• [Exercise details]
In the following material, identify every line holding the string "organic" and return it.

• [Extracted entries]
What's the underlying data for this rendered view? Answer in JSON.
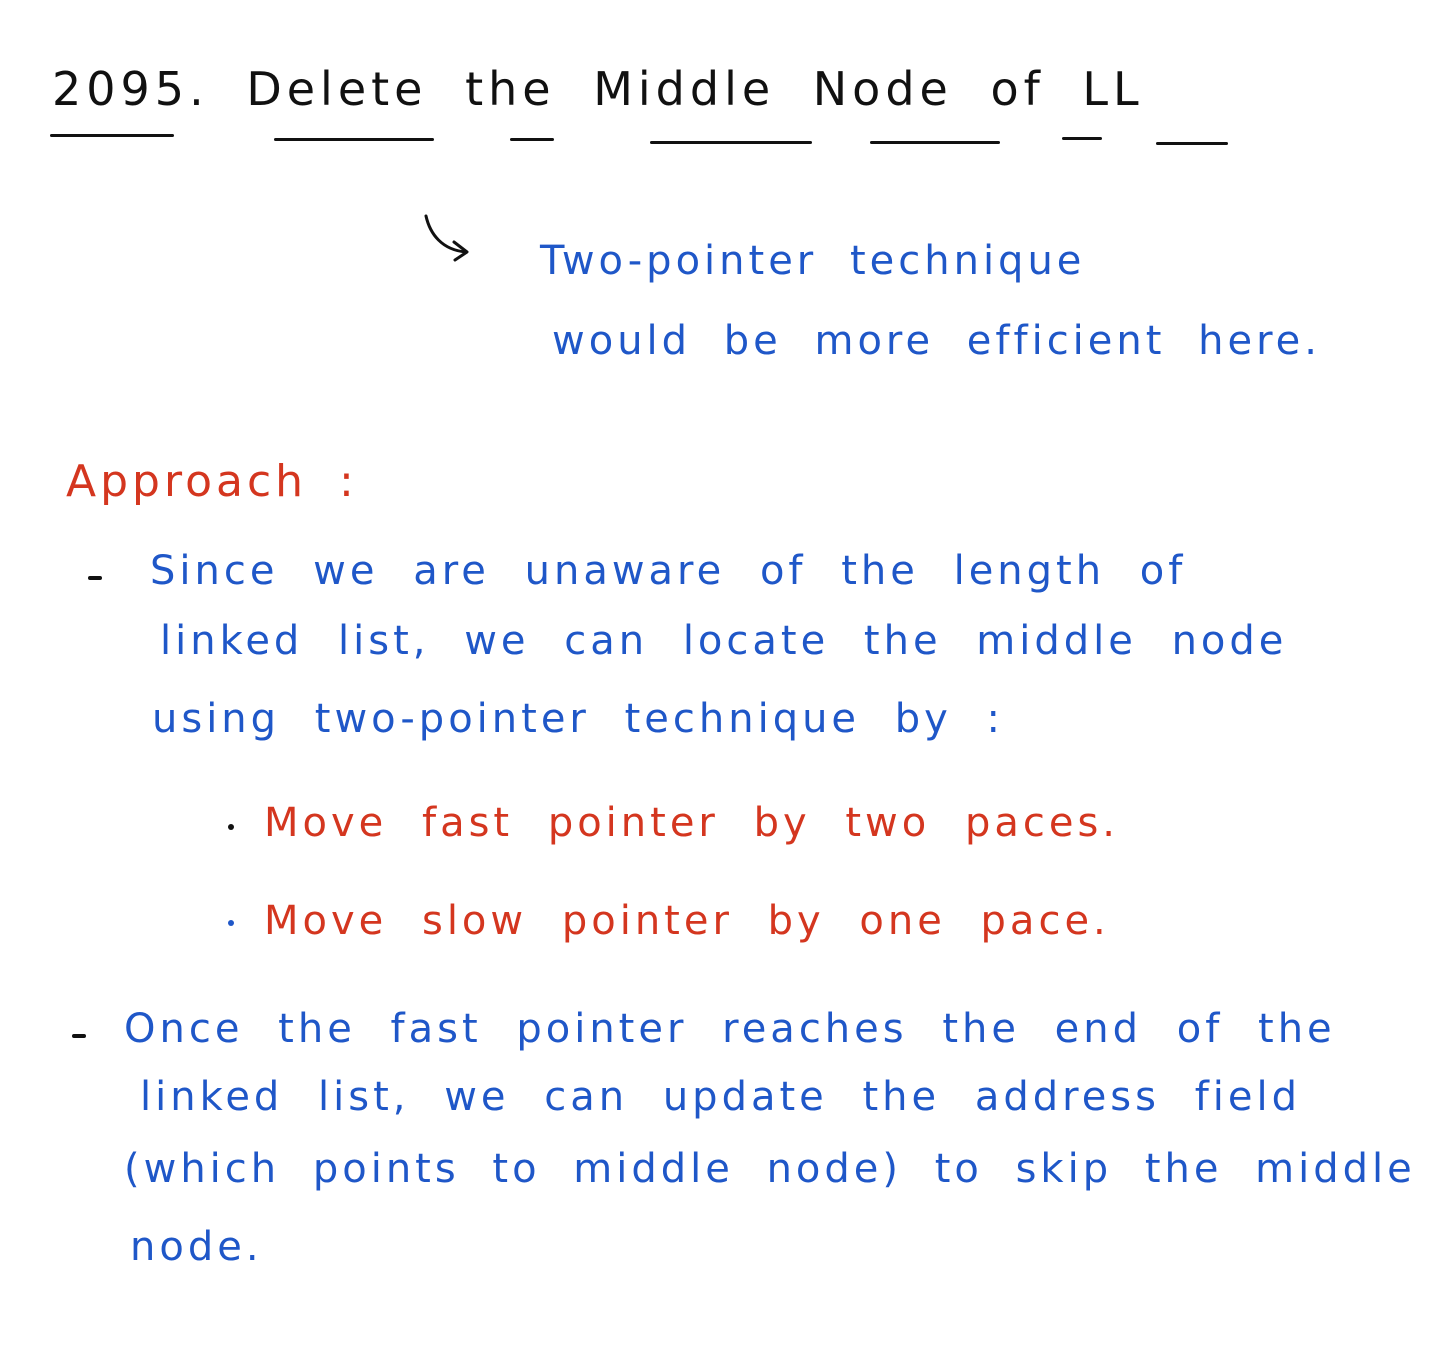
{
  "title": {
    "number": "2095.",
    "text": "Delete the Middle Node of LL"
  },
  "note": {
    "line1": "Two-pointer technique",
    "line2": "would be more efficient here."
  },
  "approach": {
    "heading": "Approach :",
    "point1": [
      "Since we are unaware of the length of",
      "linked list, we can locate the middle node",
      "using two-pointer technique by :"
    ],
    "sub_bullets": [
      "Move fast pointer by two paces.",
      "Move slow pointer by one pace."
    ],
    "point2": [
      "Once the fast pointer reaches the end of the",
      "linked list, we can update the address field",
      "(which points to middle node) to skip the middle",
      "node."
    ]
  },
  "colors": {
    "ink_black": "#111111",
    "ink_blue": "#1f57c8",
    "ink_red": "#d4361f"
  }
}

--

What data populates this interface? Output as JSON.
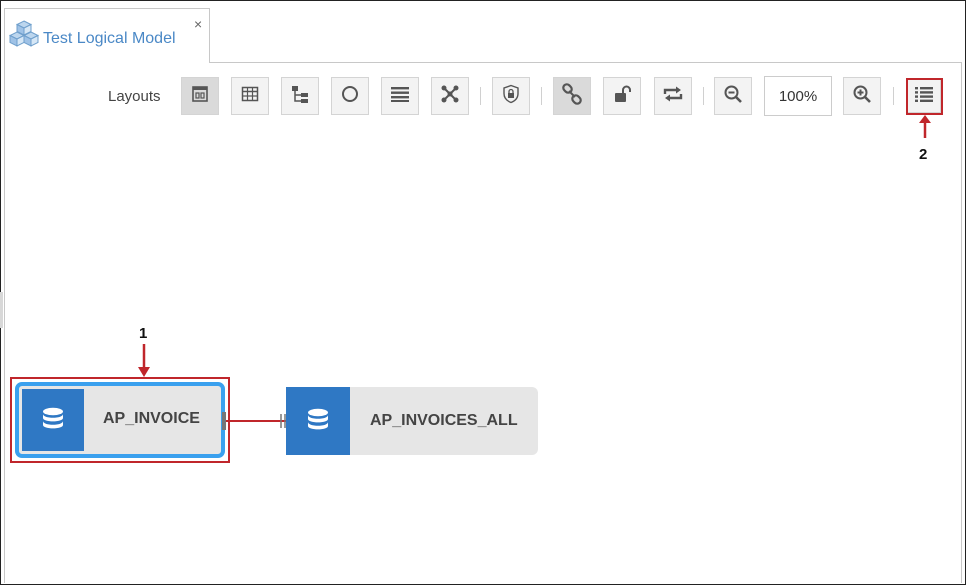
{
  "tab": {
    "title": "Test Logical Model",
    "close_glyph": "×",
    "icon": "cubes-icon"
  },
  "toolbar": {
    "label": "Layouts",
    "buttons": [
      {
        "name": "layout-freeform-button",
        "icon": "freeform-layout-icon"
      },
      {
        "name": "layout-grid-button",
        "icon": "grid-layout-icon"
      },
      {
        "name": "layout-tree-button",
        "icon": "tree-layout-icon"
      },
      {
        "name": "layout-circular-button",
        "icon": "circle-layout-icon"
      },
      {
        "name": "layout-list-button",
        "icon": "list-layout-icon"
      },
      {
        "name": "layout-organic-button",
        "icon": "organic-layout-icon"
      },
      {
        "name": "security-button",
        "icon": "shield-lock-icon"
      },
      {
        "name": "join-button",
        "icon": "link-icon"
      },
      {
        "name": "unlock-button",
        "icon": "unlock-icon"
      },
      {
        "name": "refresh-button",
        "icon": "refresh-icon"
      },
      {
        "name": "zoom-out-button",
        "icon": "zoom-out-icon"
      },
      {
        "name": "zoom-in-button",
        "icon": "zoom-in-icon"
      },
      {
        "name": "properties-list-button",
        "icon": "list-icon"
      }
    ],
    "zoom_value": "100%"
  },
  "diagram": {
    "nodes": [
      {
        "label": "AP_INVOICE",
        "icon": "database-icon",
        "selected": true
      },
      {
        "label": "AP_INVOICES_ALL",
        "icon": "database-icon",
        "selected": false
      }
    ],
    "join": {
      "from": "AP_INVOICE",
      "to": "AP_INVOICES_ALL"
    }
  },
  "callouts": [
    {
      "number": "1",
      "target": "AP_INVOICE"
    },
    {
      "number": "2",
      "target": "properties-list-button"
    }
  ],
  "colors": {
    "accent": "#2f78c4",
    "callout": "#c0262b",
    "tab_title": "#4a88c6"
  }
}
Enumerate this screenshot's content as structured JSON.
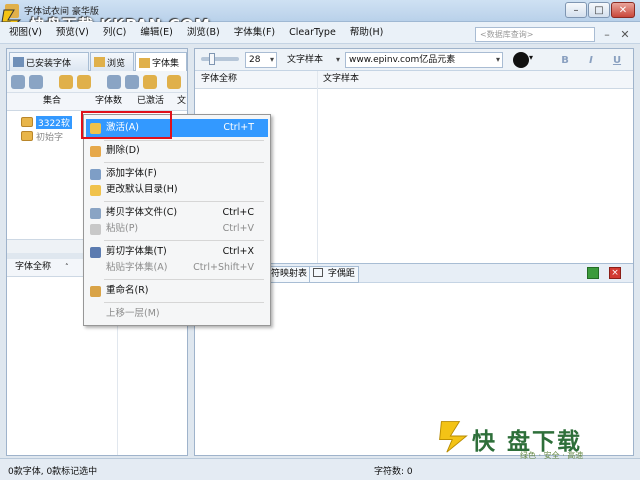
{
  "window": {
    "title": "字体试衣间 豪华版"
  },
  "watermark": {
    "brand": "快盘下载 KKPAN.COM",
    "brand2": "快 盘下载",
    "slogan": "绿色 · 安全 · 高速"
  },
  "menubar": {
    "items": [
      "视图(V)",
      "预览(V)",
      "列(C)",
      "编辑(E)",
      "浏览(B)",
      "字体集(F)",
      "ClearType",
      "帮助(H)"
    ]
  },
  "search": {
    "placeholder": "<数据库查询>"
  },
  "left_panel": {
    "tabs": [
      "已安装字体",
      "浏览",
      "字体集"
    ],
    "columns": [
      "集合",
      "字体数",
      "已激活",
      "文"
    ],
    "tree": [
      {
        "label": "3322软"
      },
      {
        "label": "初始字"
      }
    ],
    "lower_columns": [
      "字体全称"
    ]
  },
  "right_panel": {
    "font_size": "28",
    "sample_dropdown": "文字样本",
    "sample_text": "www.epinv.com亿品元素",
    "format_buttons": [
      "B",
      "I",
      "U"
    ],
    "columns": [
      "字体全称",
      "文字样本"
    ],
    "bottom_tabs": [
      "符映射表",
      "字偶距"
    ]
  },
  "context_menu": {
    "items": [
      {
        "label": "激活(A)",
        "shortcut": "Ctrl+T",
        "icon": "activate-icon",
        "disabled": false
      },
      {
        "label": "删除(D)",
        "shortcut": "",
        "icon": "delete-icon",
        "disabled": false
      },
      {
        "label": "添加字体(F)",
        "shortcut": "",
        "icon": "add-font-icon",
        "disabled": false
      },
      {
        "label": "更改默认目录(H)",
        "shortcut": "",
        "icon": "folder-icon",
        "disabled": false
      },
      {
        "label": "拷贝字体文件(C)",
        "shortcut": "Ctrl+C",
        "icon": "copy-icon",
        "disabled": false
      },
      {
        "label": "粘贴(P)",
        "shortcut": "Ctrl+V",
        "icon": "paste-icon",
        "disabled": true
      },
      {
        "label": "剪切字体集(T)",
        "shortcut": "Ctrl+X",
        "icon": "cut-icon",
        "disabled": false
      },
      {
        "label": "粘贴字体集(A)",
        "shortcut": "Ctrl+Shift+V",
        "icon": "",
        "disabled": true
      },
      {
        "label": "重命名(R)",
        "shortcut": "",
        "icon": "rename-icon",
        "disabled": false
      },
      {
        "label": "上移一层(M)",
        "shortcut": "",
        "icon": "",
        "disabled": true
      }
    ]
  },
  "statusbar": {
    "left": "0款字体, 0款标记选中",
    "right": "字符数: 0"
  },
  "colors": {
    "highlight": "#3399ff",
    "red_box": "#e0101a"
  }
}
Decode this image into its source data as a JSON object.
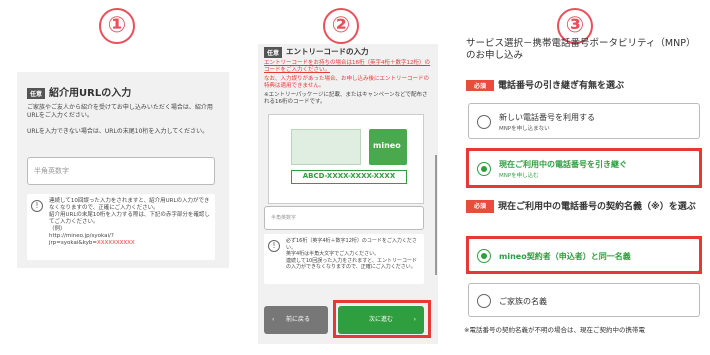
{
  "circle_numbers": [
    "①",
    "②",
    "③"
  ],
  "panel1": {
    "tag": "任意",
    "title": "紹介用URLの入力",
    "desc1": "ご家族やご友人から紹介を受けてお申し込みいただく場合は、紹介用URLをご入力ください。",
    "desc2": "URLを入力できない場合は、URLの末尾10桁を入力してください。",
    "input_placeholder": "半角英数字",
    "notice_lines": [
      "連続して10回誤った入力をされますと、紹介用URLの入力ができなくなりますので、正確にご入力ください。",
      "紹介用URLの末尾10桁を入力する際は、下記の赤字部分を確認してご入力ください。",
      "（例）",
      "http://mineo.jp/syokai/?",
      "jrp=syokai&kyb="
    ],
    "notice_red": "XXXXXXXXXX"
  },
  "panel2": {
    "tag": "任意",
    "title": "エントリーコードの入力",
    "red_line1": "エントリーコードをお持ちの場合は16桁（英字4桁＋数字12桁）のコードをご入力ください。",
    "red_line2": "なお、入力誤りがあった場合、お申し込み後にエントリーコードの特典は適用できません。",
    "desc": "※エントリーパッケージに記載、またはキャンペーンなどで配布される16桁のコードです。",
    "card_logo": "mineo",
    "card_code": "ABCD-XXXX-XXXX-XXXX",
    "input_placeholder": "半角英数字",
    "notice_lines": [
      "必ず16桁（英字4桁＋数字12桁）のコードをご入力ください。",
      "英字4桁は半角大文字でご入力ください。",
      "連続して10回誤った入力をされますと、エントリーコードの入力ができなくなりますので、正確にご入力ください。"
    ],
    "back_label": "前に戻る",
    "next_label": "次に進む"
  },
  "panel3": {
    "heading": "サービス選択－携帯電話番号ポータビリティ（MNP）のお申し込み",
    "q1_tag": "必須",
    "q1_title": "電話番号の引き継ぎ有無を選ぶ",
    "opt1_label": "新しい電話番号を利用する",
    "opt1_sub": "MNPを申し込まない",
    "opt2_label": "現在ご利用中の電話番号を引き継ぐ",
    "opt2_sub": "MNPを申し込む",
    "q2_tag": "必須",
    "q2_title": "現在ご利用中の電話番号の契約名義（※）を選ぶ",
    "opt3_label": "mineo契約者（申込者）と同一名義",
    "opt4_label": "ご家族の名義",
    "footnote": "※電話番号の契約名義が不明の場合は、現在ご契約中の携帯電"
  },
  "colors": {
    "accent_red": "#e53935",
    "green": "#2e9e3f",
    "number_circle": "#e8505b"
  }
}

• [Result of this exercise]
        "name": "layout-organic-button",
        "icon": "organic-layout-icon"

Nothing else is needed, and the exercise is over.